__DATA ENTRIES__
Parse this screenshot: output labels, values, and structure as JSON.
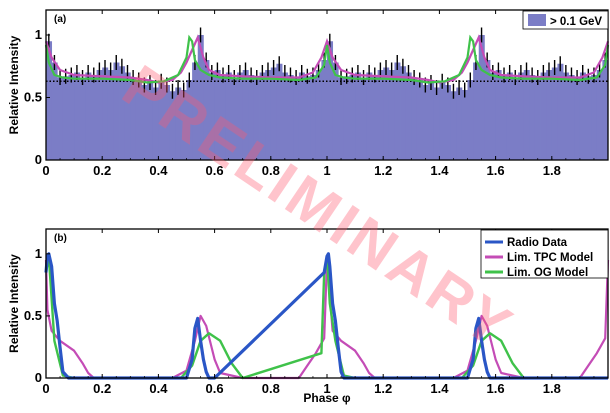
{
  "watermark": "PRELIMINARY",
  "colors": {
    "counts_fill": "#7b7dc6",
    "radio": "#2a56c6",
    "tpc": "#c44cb6",
    "og": "#3fc24a",
    "errorbar": "#000000"
  },
  "chart_data": [
    {
      "panel_label": "(a)",
      "type": "bar",
      "ylabel": "Relative Intensity",
      "xlabel": "",
      "xlim": [
        0,
        2
      ],
      "ylim": [
        0,
        1.2
      ],
      "x_ticks": [
        "0",
        "0.2",
        "0.4",
        "0.6",
        "0.8",
        "1",
        "1.2",
        "1.4",
        "1.6",
        "1.8"
      ],
      "y_ticks": [
        "0",
        "0.5",
        "1"
      ],
      "legend": [
        {
          "label": "> 0.1 GeV",
          "color_key": "counts_fill"
        }
      ],
      "legend_position": "top-right",
      "background_level": 0.63,
      "counts": {
        "name": "> 0.1 GeV",
        "x": [
          0.0,
          0.02,
          0.04,
          0.06,
          0.08,
          0.1,
          0.12,
          0.14,
          0.16,
          0.18,
          0.2,
          0.22,
          0.24,
          0.26,
          0.28,
          0.3,
          0.32,
          0.34,
          0.36,
          0.38,
          0.4,
          0.42,
          0.44,
          0.46,
          0.48,
          0.5,
          0.52,
          0.54,
          0.56,
          0.58,
          0.6,
          0.62,
          0.64,
          0.66,
          0.68,
          0.7,
          0.72,
          0.74,
          0.76,
          0.78,
          0.8,
          0.82,
          0.84,
          0.86,
          0.88,
          0.9,
          0.92,
          0.94,
          0.96,
          0.98
        ],
        "y": [
          0.95,
          0.78,
          0.66,
          0.67,
          0.68,
          0.7,
          0.66,
          0.7,
          0.68,
          0.72,
          0.74,
          0.72,
          0.78,
          0.75,
          0.7,
          0.66,
          0.64,
          0.6,
          0.62,
          0.58,
          0.63,
          0.6,
          0.55,
          0.58,
          0.56,
          0.64,
          0.78,
          1.0,
          0.8,
          0.7,
          0.72,
          0.68,
          0.7,
          0.66,
          0.7,
          0.72,
          0.68,
          0.66,
          0.7,
          0.72,
          0.74,
          0.77,
          0.7,
          0.68,
          0.66,
          0.7,
          0.67,
          0.68,
          0.72,
          0.8
        ],
        "err": 0.06
      },
      "tpc_model": {
        "name": "Lim. TPC Model",
        "x": [
          0.0,
          0.02,
          0.05,
          0.1,
          0.2,
          0.3,
          0.36,
          0.4,
          0.45,
          0.48,
          0.5,
          0.52,
          0.54,
          0.56,
          0.58,
          0.62,
          0.7,
          0.8,
          0.9,
          0.95,
          0.98,
          1.0
        ],
        "y": [
          0.95,
          0.82,
          0.72,
          0.68,
          0.67,
          0.66,
          0.64,
          0.62,
          0.64,
          0.7,
          0.78,
          0.88,
          0.98,
          0.82,
          0.72,
          0.68,
          0.67,
          0.66,
          0.66,
          0.7,
          0.82,
          0.95
        ]
      },
      "og_model": {
        "name": "Lim. OG Model",
        "x": [
          0.0,
          0.01,
          0.03,
          0.06,
          0.1,
          0.2,
          0.3,
          0.36,
          0.42,
          0.47,
          0.5,
          0.51,
          0.52,
          0.53,
          0.55,
          0.58,
          0.62,
          0.7,
          0.8,
          0.9,
          0.96,
          0.99,
          1.0
        ],
        "y": [
          0.92,
          0.78,
          0.68,
          0.66,
          0.65,
          0.65,
          0.64,
          0.62,
          0.63,
          0.68,
          0.82,
          0.98,
          0.95,
          0.8,
          0.72,
          0.68,
          0.66,
          0.65,
          0.65,
          0.64,
          0.66,
          0.76,
          0.92
        ]
      }
    },
    {
      "panel_label": "(b)",
      "type": "line",
      "ylabel": "Relative Intensity",
      "xlabel": "Phase φ",
      "xlim": [
        0,
        2
      ],
      "ylim": [
        0,
        1.2
      ],
      "x_ticks": [
        "0",
        "0.2",
        "0.4",
        "0.6",
        "0.8",
        "1",
        "1.2",
        "1.4",
        "1.6",
        "1.8"
      ],
      "y_ticks": [
        "0",
        "0.5",
        "1"
      ],
      "legend_position": "top-right",
      "series": [
        {
          "name": "Radio Data",
          "color_key": "radio",
          "x": [
            0.0,
            0.005,
            0.01,
            0.02,
            0.03,
            0.04,
            0.05,
            0.06,
            0.08,
            0.5,
            0.52,
            0.53,
            0.54,
            0.55,
            0.56,
            0.57,
            0.58,
            0.6,
            0.99,
            1.0,
            1.005,
            1.01,
            1.02,
            1.03,
            1.04,
            1.05,
            1.06,
            1.08,
            1.5,
            1.52,
            1.53,
            1.54,
            1.55,
            1.56,
            1.57,
            1.58,
            1.6,
            2.0
          ],
          "y": [
            0.85,
            0.98,
            1.0,
            0.9,
            0.6,
            0.46,
            0.25,
            0.05,
            0.0,
            0.0,
            0.15,
            0.4,
            0.48,
            0.3,
            0.15,
            0.05,
            0.0,
            0.0,
            0.85,
            0.98,
            1.0,
            0.9,
            0.6,
            0.46,
            0.25,
            0.05,
            0.0,
            0.0,
            0.0,
            0.15,
            0.4,
            0.48,
            0.3,
            0.15,
            0.05,
            0.0,
            0.0,
            0.0
          ]
        },
        {
          "name": "Lim. TPC Model",
          "color_key": "tpc",
          "x": [
            0.0,
            0.005,
            0.02,
            0.05,
            0.1,
            0.13,
            0.15,
            0.17,
            0.2,
            0.45,
            0.5,
            0.53,
            0.55,
            0.57,
            0.6,
            0.62,
            0.7,
            0.9,
            0.93,
            0.96,
            0.99,
            1.0,
            1.02,
            1.05,
            1.1,
            1.13,
            1.15,
            1.17,
            1.2,
            1.45,
            1.5,
            1.53,
            1.55,
            1.57,
            1.6,
            1.62,
            1.7,
            1.9,
            1.93,
            1.96,
            1.99,
            2.0
          ],
          "y": [
            0.95,
            0.55,
            0.38,
            0.3,
            0.22,
            0.12,
            0.04,
            0.0,
            0.0,
            0.0,
            0.06,
            0.3,
            0.5,
            0.42,
            0.15,
            0.04,
            0.0,
            0.0,
            0.1,
            0.2,
            0.32,
            0.95,
            0.38,
            0.3,
            0.22,
            0.12,
            0.04,
            0.0,
            0.0,
            0.0,
            0.06,
            0.3,
            0.5,
            0.42,
            0.15,
            0.04,
            0.0,
            0.0,
            0.1,
            0.2,
            0.32,
            0.95
          ]
        },
        {
          "name": "Lim. OG Model",
          "color_key": "og",
          "x": [
            0.0,
            0.01,
            0.03,
            0.06,
            0.1,
            0.48,
            0.52,
            0.55,
            0.58,
            0.62,
            0.66,
            0.7,
            0.98,
            0.99,
            1.0,
            1.01,
            1.03,
            1.06,
            1.1,
            1.48,
            1.52,
            1.55,
            1.58,
            1.62,
            1.66,
            1.7,
            2.0
          ],
          "y": [
            0.85,
            0.98,
            0.3,
            0.02,
            0.0,
            0.0,
            0.1,
            0.3,
            0.36,
            0.3,
            0.12,
            0.0,
            0.2,
            0.85,
            0.98,
            0.6,
            0.3,
            0.02,
            0.0,
            0.0,
            0.1,
            0.3,
            0.36,
            0.3,
            0.12,
            0.0,
            0.0
          ]
        }
      ]
    }
  ]
}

__AIM OF THE EXERCISE__
Without the pictures, return all the records precisely as they stand.

__SOLUTION TO THIS TASK__
Parse this screenshot: output labels, values, and structure as JSON.
{
  "watermark": "PRELIMINARY",
  "colors": {
    "counts_fill": "#7b7dc6",
    "radio": "#2a56c6",
    "tpc": "#c44cb6",
    "og": "#3fc24a",
    "errorbar": "#000000"
  },
  "chart_data": [
    {
      "panel_label": "(a)",
      "type": "bar",
      "ylabel": "Relative Intensity",
      "xlabel": "",
      "xlim": [
        0,
        2
      ],
      "ylim": [
        0,
        1.2
      ],
      "x_ticks": [
        "0",
        "0.2",
        "0.4",
        "0.6",
        "0.8",
        "1",
        "1.2",
        "1.4",
        "1.6",
        "1.8"
      ],
      "y_ticks": [
        "0",
        "0.5",
        "1"
      ],
      "legend": [
        {
          "label": "> 0.1 GeV",
          "color_key": "counts_fill"
        }
      ],
      "legend_position": "top-right",
      "background_level": 0.63,
      "counts": {
        "name": "> 0.1 GeV",
        "x": [
          0.0,
          0.02,
          0.04,
          0.06,
          0.08,
          0.1,
          0.12,
          0.14,
          0.16,
          0.18,
          0.2,
          0.22,
          0.24,
          0.26,
          0.28,
          0.3,
          0.32,
          0.34,
          0.36,
          0.38,
          0.4,
          0.42,
          0.44,
          0.46,
          0.48,
          0.5,
          0.52,
          0.54,
          0.56,
          0.58,
          0.6,
          0.62,
          0.64,
          0.66,
          0.68,
          0.7,
          0.72,
          0.74,
          0.76,
          0.78,
          0.8,
          0.82,
          0.84,
          0.86,
          0.88,
          0.9,
          0.92,
          0.94,
          0.96,
          0.98
        ],
        "y": [
          0.95,
          0.78,
          0.66,
          0.67,
          0.68,
          0.7,
          0.66,
          0.7,
          0.68,
          0.72,
          0.74,
          0.72,
          0.78,
          0.75,
          0.7,
          0.66,
          0.64,
          0.6,
          0.62,
          0.58,
          0.63,
          0.6,
          0.55,
          0.58,
          0.56,
          0.64,
          0.78,
          1.0,
          0.8,
          0.7,
          0.72,
          0.68,
          0.7,
          0.66,
          0.7,
          0.72,
          0.68,
          0.66,
          0.7,
          0.72,
          0.74,
          0.77,
          0.7,
          0.68,
          0.66,
          0.7,
          0.67,
          0.68,
          0.72,
          0.8
        ],
        "err": 0.06
      },
      "tpc_model": {
        "name": "Lim. TPC Model",
        "x": [
          0.0,
          0.02,
          0.05,
          0.1,
          0.2,
          0.3,
          0.36,
          0.4,
          0.45,
          0.48,
          0.5,
          0.52,
          0.54,
          0.56,
          0.58,
          0.62,
          0.7,
          0.8,
          0.9,
          0.95,
          0.98,
          1.0
        ],
        "y": [
          0.95,
          0.82,
          0.72,
          0.68,
          0.67,
          0.66,
          0.64,
          0.62,
          0.64,
          0.7,
          0.78,
          0.88,
          0.98,
          0.82,
          0.72,
          0.68,
          0.67,
          0.66,
          0.66,
          0.7,
          0.82,
          0.95
        ]
      },
      "og_model": {
        "name": "Lim. OG Model",
        "x": [
          0.0,
          0.01,
          0.03,
          0.06,
          0.1,
          0.2,
          0.3,
          0.36,
          0.42,
          0.47,
          0.5,
          0.51,
          0.52,
          0.53,
          0.55,
          0.58,
          0.62,
          0.7,
          0.8,
          0.9,
          0.96,
          0.99,
          1.0
        ],
        "y": [
          0.92,
          0.78,
          0.68,
          0.66,
          0.65,
          0.65,
          0.64,
          0.62,
          0.63,
          0.68,
          0.82,
          0.98,
          0.95,
          0.8,
          0.72,
          0.68,
          0.66,
          0.65,
          0.65,
          0.64,
          0.66,
          0.76,
          0.92
        ]
      }
    },
    {
      "panel_label": "(b)",
      "type": "line",
      "ylabel": "Relative Intensity",
      "xlabel": "Phase φ",
      "xlim": [
        0,
        2
      ],
      "ylim": [
        0,
        1.2
      ],
      "x_ticks": [
        "0",
        "0.2",
        "0.4",
        "0.6",
        "0.8",
        "1",
        "1.2",
        "1.4",
        "1.6",
        "1.8"
      ],
      "y_ticks": [
        "0",
        "0.5",
        "1"
      ],
      "legend_position": "top-right",
      "series": [
        {
          "name": "Radio Data",
          "color_key": "radio",
          "x": [
            0.0,
            0.005,
            0.01,
            0.02,
            0.03,
            0.04,
            0.05,
            0.06,
            0.08,
            0.5,
            0.52,
            0.53,
            0.54,
            0.55,
            0.56,
            0.57,
            0.58,
            0.6,
            0.99,
            1.0,
            1.005,
            1.01,
            1.02,
            1.03,
            1.04,
            1.05,
            1.06,
            1.08,
            1.5,
            1.52,
            1.53,
            1.54,
            1.55,
            1.56,
            1.57,
            1.58,
            1.6,
            2.0
          ],
          "y": [
            0.85,
            0.98,
            1.0,
            0.9,
            0.6,
            0.46,
            0.25,
            0.05,
            0.0,
            0.0,
            0.15,
            0.4,
            0.48,
            0.3,
            0.15,
            0.05,
            0.0,
            0.0,
            0.85,
            0.98,
            1.0,
            0.9,
            0.6,
            0.46,
            0.25,
            0.05,
            0.0,
            0.0,
            0.0,
            0.15,
            0.4,
            0.48,
            0.3,
            0.15,
            0.05,
            0.0,
            0.0,
            0.0
          ]
        },
        {
          "name": "Lim. TPC Model",
          "color_key": "tpc",
          "x": [
            0.0,
            0.005,
            0.02,
            0.05,
            0.1,
            0.13,
            0.15,
            0.17,
            0.2,
            0.45,
            0.5,
            0.53,
            0.55,
            0.57,
            0.6,
            0.62,
            0.7,
            0.9,
            0.93,
            0.96,
            0.99,
            1.0,
            1.02,
            1.05,
            1.1,
            1.13,
            1.15,
            1.17,
            1.2,
            1.45,
            1.5,
            1.53,
            1.55,
            1.57,
            1.6,
            1.62,
            1.7,
            1.9,
            1.93,
            1.96,
            1.99,
            2.0
          ],
          "y": [
            0.95,
            0.55,
            0.38,
            0.3,
            0.22,
            0.12,
            0.04,
            0.0,
            0.0,
            0.0,
            0.06,
            0.3,
            0.5,
            0.42,
            0.15,
            0.04,
            0.0,
            0.0,
            0.1,
            0.2,
            0.32,
            0.95,
            0.38,
            0.3,
            0.22,
            0.12,
            0.04,
            0.0,
            0.0,
            0.0,
            0.06,
            0.3,
            0.5,
            0.42,
            0.15,
            0.04,
            0.0,
            0.0,
            0.1,
            0.2,
            0.32,
            0.95
          ]
        },
        {
          "name": "Lim. OG Model",
          "color_key": "og",
          "x": [
            0.0,
            0.01,
            0.03,
            0.06,
            0.1,
            0.48,
            0.52,
            0.55,
            0.58,
            0.62,
            0.66,
            0.7,
            0.98,
            0.99,
            1.0,
            1.01,
            1.03,
            1.06,
            1.1,
            1.48,
            1.52,
            1.55,
            1.58,
            1.62,
            1.66,
            1.7,
            2.0
          ],
          "y": [
            0.85,
            0.98,
            0.3,
            0.02,
            0.0,
            0.0,
            0.1,
            0.3,
            0.36,
            0.3,
            0.12,
            0.0,
            0.2,
            0.85,
            0.98,
            0.6,
            0.3,
            0.02,
            0.0,
            0.0,
            0.1,
            0.3,
            0.36,
            0.3,
            0.12,
            0.0,
            0.0
          ]
        }
      ]
    }
  ]
}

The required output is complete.